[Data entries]

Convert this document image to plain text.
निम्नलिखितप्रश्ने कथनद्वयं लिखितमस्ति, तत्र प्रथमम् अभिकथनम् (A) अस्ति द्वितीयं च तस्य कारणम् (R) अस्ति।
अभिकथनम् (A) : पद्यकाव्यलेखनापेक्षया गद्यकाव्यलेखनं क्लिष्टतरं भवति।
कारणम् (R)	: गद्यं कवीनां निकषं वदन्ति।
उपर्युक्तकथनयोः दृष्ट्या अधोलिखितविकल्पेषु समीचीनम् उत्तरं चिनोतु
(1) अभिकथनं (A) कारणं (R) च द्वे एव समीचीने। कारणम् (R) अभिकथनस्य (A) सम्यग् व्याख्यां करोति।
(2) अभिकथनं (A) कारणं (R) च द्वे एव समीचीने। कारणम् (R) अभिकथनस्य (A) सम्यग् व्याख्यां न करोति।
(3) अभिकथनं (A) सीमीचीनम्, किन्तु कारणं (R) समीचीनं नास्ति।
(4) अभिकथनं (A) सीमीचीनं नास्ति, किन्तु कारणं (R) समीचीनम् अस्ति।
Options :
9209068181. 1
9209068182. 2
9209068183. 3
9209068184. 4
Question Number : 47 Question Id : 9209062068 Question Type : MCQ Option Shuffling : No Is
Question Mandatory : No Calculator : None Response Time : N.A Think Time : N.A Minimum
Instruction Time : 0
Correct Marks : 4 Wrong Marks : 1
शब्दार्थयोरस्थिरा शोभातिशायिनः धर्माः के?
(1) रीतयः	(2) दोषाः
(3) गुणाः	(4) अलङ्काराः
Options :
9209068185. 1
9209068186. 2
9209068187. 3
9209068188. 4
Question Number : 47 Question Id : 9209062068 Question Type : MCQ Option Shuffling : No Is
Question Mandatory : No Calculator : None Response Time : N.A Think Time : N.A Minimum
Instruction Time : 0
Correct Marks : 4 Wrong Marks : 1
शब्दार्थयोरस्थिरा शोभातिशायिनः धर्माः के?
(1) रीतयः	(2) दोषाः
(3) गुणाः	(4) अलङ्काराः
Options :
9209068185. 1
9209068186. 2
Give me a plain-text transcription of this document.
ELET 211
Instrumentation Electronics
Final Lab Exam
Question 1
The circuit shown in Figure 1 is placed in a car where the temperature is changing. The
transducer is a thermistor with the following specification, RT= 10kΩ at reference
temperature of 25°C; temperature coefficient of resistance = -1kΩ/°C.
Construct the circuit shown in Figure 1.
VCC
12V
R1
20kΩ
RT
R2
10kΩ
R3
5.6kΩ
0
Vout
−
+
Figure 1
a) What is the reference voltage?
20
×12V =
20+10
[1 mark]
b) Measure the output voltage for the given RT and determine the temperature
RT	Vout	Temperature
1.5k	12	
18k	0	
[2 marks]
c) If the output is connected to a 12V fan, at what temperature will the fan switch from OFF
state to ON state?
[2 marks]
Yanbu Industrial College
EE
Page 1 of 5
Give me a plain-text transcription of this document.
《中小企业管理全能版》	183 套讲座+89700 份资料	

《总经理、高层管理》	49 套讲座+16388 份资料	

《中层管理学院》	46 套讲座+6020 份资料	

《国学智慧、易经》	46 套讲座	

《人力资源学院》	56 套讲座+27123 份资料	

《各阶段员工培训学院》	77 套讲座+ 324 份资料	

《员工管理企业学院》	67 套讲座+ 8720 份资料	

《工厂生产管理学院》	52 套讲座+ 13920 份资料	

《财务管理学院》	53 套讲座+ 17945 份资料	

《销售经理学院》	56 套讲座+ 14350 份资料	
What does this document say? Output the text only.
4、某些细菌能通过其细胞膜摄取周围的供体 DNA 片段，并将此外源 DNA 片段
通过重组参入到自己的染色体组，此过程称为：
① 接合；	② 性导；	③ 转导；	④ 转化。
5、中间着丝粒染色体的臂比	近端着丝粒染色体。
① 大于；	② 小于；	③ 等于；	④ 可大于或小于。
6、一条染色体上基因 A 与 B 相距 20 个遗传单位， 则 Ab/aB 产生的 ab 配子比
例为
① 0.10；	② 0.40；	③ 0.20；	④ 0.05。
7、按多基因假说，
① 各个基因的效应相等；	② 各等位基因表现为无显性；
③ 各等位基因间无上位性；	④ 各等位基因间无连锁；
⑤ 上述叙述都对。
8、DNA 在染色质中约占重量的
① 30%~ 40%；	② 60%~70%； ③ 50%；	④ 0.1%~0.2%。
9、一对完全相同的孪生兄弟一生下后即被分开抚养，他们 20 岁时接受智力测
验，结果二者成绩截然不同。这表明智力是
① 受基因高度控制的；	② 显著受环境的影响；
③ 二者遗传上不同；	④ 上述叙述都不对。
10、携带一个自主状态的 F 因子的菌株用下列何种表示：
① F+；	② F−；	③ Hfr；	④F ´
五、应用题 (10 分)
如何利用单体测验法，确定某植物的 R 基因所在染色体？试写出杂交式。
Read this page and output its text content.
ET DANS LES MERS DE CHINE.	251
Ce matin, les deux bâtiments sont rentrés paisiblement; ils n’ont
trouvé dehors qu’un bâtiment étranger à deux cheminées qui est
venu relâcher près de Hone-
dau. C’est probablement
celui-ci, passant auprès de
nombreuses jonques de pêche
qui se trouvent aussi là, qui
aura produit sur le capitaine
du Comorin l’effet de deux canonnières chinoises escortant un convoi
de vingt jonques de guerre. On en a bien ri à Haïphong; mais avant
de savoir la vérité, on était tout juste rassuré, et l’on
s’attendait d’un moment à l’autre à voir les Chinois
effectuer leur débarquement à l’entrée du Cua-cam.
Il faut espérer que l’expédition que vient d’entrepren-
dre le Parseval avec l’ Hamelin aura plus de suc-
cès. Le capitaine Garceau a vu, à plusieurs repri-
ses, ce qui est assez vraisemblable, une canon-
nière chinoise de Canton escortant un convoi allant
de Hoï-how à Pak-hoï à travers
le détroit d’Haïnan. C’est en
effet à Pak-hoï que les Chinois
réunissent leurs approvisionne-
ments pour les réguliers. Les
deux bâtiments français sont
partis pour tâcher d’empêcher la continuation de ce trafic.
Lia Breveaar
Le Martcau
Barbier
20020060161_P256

**EXERCISE**
Output the full listing without altering anything.

**TASK RESULT**
Convert this document image to plain text.
निम्नलिखितप्रश्ने कथनद्वयं लिखितमस्ति, तत्र प्रथमम् अभिकथनम् (A) अस्ति द्वितीयं च तस्य कारणम् (R) अस्ति।
अभिकथनम् (A) : पद्यकाव्यलेखनापेक्षया गद्यकाव्यलेखनं क्लिष्टतरं भवति।
कारणम् (R)	: गद्यं कवीनां निकषं वदन्ति।
उपर्युक्तकथनयोः दृष्ट्या अधोलिखितविकल्पेषु समीचीनम् उत्तरं चिनोतु
(1) अभिकथनं (A) कारणं (R) च द्वे एव समीचीने। कारणम् (R) अभिकथनस्य (A) सम्यग् व्याख्यां करोति।
(2) अभिकथनं (A) कारणं (R) च द्वे एव समीचीने। कारणम् (R) अभिकथनस्य (A) सम्यग् व्याख्यां न करोति।
(3) अभिकथनं (A) सीमीचीनम्, किन्तु कारणं (R) समीचीनं नास्ति।
(4) अभिकथनं (A) सीमीचीनं नास्ति, किन्तु कारणं (R) समीचीनम् अस्ति।
Options :
9209068181. 1
9209068182. 2
9209068183. 3
9209068184. 4
Question Number : 47 Question Id : 9209062068 Question Type : MCQ Option Shuffling : No Is
Question Mandatory : No Calculator : None Response Time : N.A Think Time : N.A Minimum
Instruction Time : 0
Correct Marks : 4 Wrong Marks : 1
शब्दार्थयोरस्थिरा शोभातिशायिनः धर्माः के?
(1) रीतयः	(2) दोषाः
(3) गुणाः	(4) अलङ्काराः
Options :
9209068185. 1
9209068186. 2
9209068187. 3
9209068188. 4
Question Number : 47 Question Id : 9209062068 Question Type : MCQ Option Shuffling : No Is
Question Mandatory : No Calculator : None Response Time : N.A Think Time : N.A Minimum
Instruction Time : 0
Correct Marks : 4 Wrong Marks : 1
शब्दार्थयोरस्थिरा शोभातिशायिनः धर्माः के?
(1) रीतयः	(2) दोषाः
(3) गुणाः	(4) अलङ्काराः
Options :
9209068185. 1
9209068186. 2
Give me a plain-text transcription of this document.
ELET 211
Instrumentation Electronics
Final Lab Exam
Question 1
The circuit shown in Figure 1 is placed in a car where the temperature is changing. The
transducer is a thermistor with the following specification, RT= 10kΩ at reference
temperature of 25°C; temperature coefficient of resistance = -1kΩ/°C.
Construct the circuit shown in Figure 1.
VCC
12V
R1
20kΩ
RT
R2
10kΩ
R3
5.6kΩ
0
Vout
−
+
Figure 1
a) What is the reference voltage?
20
×12V =
20+10
[1 mark]
b) Measure the output voltage for the given RT and determine the temperature
RT	Vout	Temperature
1.5k	12	
18k	0	
[2 marks]
c) If the output is connected to a 12V fan, at what temperature will the fan switch from OFF
state to ON state?
[2 marks]
Yanbu Industrial College
EE
Page 1 of 5
Give me a plain-text transcription of this document.
《中小企业管理全能版》	183 套讲座+89700 份资料	

《总经理、高层管理》	49 套讲座+16388 份资料	

《中层管理学院》	46 套讲座+6020 份资料	

《国学智慧、易经》	46 套讲座	

《人力资源学院》	56 套讲座+27123 份资料	

《各阶段员工培训学院》	77 套讲座+ 324 份资料	

《员工管理企业学院》	67 套讲座+ 8720 份资料	

《工厂生产管理学院》	52 套讲座+ 13920 份资料	

《财务管理学院》	53 套讲座+ 17945 份资料	

《销售经理学院》	56 套讲座+ 14350 份资料	
What does this document say? Output the text only.
4、某些细菌能通过其细胞膜摄取周围的供体 DNA 片段，并将此外源 DNA 片段
通过重组参入到自己的染色体组，此过程称为：
① 接合；	② 性导；	③ 转导；	④ 转化。
5、中间着丝粒染色体的臂比	近端着丝粒染色体。
① 大于；	② 小于；	③ 等于；	④ 可大于或小于。
6、一条染色体上基因 A 与 B 相距 20 个遗传单位， 则 Ab/aB 产生的 ab 配子比
例为
① 0.10；	② 0.40；	③ 0.20；	④ 0.05。
7、按多基因假说，
① 各个基因的效应相等；	② 各等位基因表现为无显性；
③ 各等位基因间无上位性；	④ 各等位基因间无连锁；
⑤ 上述叙述都对。
8、DNA 在染色质中约占重量的
① 30%~ 40%；	② 60%~70%； ③ 50%；	④ 0.1%~0.2%。
9、一对完全相同的孪生兄弟一生下后即被分开抚养，他们 20 岁时接受智力测
验，结果二者成绩截然不同。这表明智力是
① 受基因高度控制的；	② 显著受环境的影响；
③ 二者遗传上不同；	④ 上述叙述都不对。
10、携带一个自主状态的 F 因子的菌株用下列何种表示：
① F+；	② F−；	③ Hfr；	④F ´
五、应用题 (10 分)
如何利用单体测验法，确定某植物的 R 基因所在染色体？试写出杂交式。
Read this page and output its text content.
ET DANS LES MERS DE CHINE.	251
Ce matin, les deux bâtiments sont rentrés paisiblement; ils n’ont
trouvé dehors qu’un bâtiment étranger à deux cheminées qui est
venu relâcher près de Hone-
dau. C’est probablement
celui-ci, passant auprès de
nombreuses jonques de pêche
qui se trouvent aussi là, qui
aura produit sur le capitaine
du Comorin l’effet de deux canonnières chinoises escortant un convoi
de vingt jonques de guerre. On en a bien ri à Haïphong; mais avant
de savoir la vérité, on était tout juste rassuré, et l’on
s’attendait d’un moment à l’autre à voir les Chinois
effectuer leur débarquement à l’entrée du Cua-cam.
Il faut espérer que l’expédition que vient d’entrepren-
dre le Parseval avec l’ Hamelin aura plus de suc-
cès. Le capitaine Garceau a vu, à plusieurs repri-
ses, ce qui est assez vraisemblable, une canon-
nière chinoise de Canton escortant un convoi allant
de Hoï-how à Pak-hoï à travers
le détroit d’Haïnan. C’est en
effet à Pak-hoï que les Chinois
réunissent leurs approvisionne-
ments pour les réguliers. Les
deux bâtiments français sont
partis pour tâcher d’empêcher la continuation de ce trafic.
Lia Breveaar
Le Martcau
Barbier
20020060161_P256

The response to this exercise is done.